Check every line of the entries for "General", and copy the lines that hold it.

--- Begin SOURCE DATA ---

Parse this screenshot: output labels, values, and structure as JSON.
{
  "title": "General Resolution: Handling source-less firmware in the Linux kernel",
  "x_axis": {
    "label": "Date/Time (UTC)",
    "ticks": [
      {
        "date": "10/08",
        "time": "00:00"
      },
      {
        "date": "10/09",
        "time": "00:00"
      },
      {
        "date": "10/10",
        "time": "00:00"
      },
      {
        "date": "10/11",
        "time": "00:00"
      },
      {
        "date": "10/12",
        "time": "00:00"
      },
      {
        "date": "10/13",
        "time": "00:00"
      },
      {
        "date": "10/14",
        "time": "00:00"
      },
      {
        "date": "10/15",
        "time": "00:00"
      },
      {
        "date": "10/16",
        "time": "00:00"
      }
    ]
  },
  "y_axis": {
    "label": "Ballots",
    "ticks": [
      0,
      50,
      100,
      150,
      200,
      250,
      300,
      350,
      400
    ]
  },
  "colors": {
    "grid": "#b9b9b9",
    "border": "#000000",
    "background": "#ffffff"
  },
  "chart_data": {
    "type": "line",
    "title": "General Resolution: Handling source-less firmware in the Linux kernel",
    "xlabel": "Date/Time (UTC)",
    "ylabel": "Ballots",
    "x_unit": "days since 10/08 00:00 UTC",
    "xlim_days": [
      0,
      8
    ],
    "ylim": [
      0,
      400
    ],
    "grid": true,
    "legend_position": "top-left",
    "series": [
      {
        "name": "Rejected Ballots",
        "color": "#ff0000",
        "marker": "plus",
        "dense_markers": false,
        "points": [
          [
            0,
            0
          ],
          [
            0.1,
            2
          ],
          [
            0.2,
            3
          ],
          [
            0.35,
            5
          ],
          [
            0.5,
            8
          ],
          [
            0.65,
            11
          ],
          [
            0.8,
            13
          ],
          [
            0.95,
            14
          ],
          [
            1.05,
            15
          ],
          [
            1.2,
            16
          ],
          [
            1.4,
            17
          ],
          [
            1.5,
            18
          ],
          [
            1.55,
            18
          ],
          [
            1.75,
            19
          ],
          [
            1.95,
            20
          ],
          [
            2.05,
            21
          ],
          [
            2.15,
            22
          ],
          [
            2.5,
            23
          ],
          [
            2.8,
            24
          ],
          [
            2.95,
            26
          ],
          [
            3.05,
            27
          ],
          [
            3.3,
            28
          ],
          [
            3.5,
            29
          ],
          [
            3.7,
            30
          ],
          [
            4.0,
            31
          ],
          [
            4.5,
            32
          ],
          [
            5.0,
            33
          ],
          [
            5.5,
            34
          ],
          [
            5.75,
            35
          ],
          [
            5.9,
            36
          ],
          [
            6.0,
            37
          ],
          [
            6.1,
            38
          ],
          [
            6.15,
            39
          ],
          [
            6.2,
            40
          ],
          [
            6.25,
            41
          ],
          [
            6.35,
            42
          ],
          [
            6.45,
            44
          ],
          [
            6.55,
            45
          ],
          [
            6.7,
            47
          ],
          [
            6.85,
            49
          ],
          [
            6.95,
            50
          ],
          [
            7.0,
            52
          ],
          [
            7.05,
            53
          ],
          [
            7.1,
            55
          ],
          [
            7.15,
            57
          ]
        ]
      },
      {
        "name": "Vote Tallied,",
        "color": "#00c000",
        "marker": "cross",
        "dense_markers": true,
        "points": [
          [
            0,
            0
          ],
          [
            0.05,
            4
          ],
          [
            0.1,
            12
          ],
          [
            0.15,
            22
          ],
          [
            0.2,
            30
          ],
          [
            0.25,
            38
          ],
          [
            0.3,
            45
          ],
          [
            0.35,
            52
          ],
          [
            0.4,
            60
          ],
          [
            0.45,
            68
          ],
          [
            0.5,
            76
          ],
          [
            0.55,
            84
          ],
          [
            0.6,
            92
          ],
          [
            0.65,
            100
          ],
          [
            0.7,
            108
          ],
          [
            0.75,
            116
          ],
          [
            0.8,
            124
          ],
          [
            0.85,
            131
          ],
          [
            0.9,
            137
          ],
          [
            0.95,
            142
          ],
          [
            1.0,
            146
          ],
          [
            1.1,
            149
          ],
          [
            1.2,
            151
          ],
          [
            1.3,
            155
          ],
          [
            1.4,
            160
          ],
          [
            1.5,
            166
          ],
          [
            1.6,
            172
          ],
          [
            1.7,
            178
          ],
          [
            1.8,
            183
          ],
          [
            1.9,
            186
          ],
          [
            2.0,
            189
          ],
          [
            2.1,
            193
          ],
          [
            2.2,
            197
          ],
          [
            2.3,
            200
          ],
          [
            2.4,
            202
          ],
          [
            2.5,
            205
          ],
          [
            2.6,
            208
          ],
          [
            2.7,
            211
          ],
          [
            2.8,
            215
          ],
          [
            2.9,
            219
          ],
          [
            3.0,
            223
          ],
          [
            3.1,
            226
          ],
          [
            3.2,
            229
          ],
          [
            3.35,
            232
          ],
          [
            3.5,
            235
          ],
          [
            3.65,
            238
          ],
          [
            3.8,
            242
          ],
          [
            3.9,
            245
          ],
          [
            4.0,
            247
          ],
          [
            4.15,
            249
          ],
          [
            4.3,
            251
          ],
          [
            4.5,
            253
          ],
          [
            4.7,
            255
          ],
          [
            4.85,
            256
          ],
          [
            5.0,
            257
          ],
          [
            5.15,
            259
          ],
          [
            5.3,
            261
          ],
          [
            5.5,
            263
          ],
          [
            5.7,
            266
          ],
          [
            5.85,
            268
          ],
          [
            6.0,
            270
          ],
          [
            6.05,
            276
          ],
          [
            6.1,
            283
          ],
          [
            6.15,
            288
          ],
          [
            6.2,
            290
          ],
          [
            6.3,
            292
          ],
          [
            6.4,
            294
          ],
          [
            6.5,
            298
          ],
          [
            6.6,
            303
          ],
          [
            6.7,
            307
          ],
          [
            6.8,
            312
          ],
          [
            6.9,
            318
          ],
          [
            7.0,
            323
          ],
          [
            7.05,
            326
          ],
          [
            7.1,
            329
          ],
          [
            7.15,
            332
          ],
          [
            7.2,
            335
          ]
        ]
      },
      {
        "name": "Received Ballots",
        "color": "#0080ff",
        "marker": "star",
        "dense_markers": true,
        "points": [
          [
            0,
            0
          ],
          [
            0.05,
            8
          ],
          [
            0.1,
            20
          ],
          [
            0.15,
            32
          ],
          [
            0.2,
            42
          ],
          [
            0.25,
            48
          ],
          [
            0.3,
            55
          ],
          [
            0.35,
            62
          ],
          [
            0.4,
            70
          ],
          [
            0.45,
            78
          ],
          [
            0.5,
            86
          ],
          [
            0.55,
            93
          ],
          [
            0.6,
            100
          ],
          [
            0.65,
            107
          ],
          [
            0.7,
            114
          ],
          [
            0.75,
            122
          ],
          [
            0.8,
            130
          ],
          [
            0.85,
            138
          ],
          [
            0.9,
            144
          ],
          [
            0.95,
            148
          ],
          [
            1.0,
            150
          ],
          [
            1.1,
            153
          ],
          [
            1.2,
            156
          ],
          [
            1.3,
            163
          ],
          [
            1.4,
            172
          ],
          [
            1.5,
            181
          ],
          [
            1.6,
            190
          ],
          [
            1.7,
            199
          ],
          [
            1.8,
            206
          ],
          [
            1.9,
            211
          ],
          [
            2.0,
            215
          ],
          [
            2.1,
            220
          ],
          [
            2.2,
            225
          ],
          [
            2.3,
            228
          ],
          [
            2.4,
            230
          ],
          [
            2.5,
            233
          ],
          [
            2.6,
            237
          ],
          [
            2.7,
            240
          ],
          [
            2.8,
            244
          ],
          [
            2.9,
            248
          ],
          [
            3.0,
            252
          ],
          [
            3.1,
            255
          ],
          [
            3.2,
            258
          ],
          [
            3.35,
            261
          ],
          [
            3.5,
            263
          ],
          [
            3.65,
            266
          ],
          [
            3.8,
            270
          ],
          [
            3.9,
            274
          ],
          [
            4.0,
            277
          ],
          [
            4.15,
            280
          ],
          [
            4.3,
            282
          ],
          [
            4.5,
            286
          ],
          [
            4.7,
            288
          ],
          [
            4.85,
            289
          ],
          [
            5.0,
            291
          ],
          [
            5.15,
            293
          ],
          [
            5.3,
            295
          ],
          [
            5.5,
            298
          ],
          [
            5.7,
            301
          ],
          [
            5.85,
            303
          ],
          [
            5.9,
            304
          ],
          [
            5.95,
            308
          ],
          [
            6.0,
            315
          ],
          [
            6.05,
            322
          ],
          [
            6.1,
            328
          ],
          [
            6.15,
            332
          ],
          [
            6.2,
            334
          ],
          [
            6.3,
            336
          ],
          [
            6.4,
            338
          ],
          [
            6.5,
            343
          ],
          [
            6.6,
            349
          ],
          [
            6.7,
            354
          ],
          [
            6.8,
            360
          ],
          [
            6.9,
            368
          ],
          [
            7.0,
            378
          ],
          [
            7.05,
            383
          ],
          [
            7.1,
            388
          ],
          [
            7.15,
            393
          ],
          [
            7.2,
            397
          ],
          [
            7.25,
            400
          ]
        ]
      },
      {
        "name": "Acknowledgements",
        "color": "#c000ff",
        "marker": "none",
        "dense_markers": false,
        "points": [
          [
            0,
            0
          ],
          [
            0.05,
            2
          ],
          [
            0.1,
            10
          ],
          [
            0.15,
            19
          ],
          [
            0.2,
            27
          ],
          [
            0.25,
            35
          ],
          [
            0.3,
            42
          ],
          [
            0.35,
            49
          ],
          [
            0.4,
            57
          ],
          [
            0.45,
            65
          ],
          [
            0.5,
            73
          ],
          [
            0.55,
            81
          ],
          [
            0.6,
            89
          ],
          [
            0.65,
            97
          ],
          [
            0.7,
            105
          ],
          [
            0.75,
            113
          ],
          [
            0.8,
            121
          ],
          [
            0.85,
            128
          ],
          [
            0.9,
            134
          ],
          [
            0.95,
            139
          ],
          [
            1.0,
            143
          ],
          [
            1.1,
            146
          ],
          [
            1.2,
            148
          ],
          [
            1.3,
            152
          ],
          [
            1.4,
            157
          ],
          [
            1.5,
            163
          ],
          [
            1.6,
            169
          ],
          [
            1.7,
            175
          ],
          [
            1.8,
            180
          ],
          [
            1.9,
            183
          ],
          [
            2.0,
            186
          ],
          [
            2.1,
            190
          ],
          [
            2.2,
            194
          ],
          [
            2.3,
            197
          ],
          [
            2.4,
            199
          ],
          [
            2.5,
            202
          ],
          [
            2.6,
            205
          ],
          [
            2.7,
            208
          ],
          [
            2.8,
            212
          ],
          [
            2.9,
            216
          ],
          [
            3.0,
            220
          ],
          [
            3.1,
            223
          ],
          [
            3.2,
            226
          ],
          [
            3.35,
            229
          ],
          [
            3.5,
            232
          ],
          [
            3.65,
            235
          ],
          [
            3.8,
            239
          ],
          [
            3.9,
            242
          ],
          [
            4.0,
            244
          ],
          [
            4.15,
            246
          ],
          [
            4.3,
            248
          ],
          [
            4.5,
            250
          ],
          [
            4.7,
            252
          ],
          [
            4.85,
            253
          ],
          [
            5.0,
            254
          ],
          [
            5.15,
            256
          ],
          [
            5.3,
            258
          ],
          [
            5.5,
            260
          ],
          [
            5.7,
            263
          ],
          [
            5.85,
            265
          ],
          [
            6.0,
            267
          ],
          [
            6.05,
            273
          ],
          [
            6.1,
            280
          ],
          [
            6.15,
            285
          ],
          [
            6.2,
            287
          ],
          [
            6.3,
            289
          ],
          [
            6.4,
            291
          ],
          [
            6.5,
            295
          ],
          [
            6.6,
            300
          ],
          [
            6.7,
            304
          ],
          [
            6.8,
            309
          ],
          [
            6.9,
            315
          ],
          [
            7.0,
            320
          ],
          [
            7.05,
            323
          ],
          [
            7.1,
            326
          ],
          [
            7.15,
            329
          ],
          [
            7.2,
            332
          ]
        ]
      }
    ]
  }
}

--- End SOURCE DATA ---

§ **THE RESULT**:
  "title": "General Resolution: Handling source-less firmware in the Linux kernel",
    "title": "General Resolution: Handling source-less firmware in the Linux kernel",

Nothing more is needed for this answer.